Extract every entry word for word.

Figure record listings:

(begin)

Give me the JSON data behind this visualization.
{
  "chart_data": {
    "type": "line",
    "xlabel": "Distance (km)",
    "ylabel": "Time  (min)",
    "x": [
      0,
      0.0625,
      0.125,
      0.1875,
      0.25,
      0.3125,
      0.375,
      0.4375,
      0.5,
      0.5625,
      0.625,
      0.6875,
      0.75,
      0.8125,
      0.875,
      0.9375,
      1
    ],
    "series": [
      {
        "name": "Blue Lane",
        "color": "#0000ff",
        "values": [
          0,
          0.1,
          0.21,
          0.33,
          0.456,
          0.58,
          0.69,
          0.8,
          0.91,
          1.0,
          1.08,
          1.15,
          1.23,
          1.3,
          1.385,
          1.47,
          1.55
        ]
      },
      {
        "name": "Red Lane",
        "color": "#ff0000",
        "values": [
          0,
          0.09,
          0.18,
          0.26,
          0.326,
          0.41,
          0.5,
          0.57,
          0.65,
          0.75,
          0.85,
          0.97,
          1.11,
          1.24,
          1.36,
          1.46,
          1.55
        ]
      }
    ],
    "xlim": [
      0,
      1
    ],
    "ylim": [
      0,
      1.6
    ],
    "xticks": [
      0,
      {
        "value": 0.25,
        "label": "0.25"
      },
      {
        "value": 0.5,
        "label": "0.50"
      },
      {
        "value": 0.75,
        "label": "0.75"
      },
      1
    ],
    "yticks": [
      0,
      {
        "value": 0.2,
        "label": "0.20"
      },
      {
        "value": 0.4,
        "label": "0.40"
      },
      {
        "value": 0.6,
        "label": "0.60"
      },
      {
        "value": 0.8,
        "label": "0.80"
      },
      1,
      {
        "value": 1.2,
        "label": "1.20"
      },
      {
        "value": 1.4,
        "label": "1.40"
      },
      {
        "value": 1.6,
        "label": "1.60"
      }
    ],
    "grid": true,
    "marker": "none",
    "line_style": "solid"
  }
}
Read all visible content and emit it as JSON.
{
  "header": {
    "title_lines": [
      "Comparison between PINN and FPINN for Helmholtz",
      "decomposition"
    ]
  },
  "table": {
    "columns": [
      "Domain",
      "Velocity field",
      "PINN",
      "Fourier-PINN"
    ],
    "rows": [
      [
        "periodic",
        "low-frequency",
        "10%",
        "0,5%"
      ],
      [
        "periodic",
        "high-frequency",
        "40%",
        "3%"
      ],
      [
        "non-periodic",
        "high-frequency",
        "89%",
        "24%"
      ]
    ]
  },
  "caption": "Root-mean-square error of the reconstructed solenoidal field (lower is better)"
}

(end)

# Task response:
Give me the JSON data behind this visualization.
{
  "chart_data": {
    "type": "line",
    "xlabel": "Distance (km)",
    "ylabel": "Time  (min)",
    "x": [
      0,
      0.0625,
      0.125,
      0.1875,
      0.25,
      0.3125,
      0.375,
      0.4375,
      0.5,
      0.5625,
      0.625,
      0.6875,
      0.75,
      0.8125,
      0.875,
      0.9375,
      1
    ],
    "series": [
      {
        "name": "Blue Lane",
        "color": "#0000ff",
        "values": [
          0,
          0.1,
          0.21,
          0.33,
          0.456,
          0.58,
          0.69,
          0.8,
          0.91,
          1.0,
          1.08,
          1.15,
          1.23,
          1.3,
          1.385,
          1.47,
          1.55
        ]
      },
      {
        "name": "Red Lane",
        "color": "#ff0000",
        "values": [
          0,
          0.09,
          0.18,
          0.26,
          0.326,
          0.41,
          0.5,
          0.57,
          0.65,
          0.75,
          0.85,
          0.97,
          1.11,
          1.24,
          1.36,
          1.46,
          1.55
        ]
      }
    ],
    "xlim": [
      0,
      1
    ],
    "ylim": [
      0,
      1.6
    ],
    "xticks": [
      0,
      {
        "value": 0.25,
        "label": "0.25"
      },
      {
        "value": 0.5,
        "label": "0.50"
      },
      {
        "value": 0.75,
        "label": "0.75"
      },
      1
    ],
    "yticks": [
      0,
      {
        "value": 0.2,
        "label": "0.20"
      },
      {
        "value": 0.4,
        "label": "0.40"
      },
      {
        "value": 0.6,
        "label": "0.60"
      },
      {
        "value": 0.8,
        "label": "0.80"
      },
      1,
      {
        "value": 1.2,
        "label": "1.20"
      },
      {
        "value": 1.4,
        "label": "1.40"
      },
      {
        "value": 1.6,
        "label": "1.60"
      }
    ],
    "grid": true,
    "marker": "none",
    "line_style": "solid"
  }
}
Read all visible content and emit it as JSON.
{
  "header": {
    "title_lines": [
      "Comparison between PINN and FPINN for Helmholtz",
      "decomposition"
    ]
  },
  "table": {
    "columns": [
      "Domain",
      "Velocity field",
      "PINN",
      "Fourier-PINN"
    ],
    "rows": [
      [
        "periodic",
        "low-frequency",
        "10%",
        "0,5%"
      ],
      [
        "periodic",
        "high-frequency",
        "40%",
        "3%"
      ],
      [
        "non-periodic",
        "high-frequency",
        "89%",
        "24%"
      ]
    ]
  },
  "caption": "Root-mean-square error of the reconstructed solenoidal field (lower is better)"
}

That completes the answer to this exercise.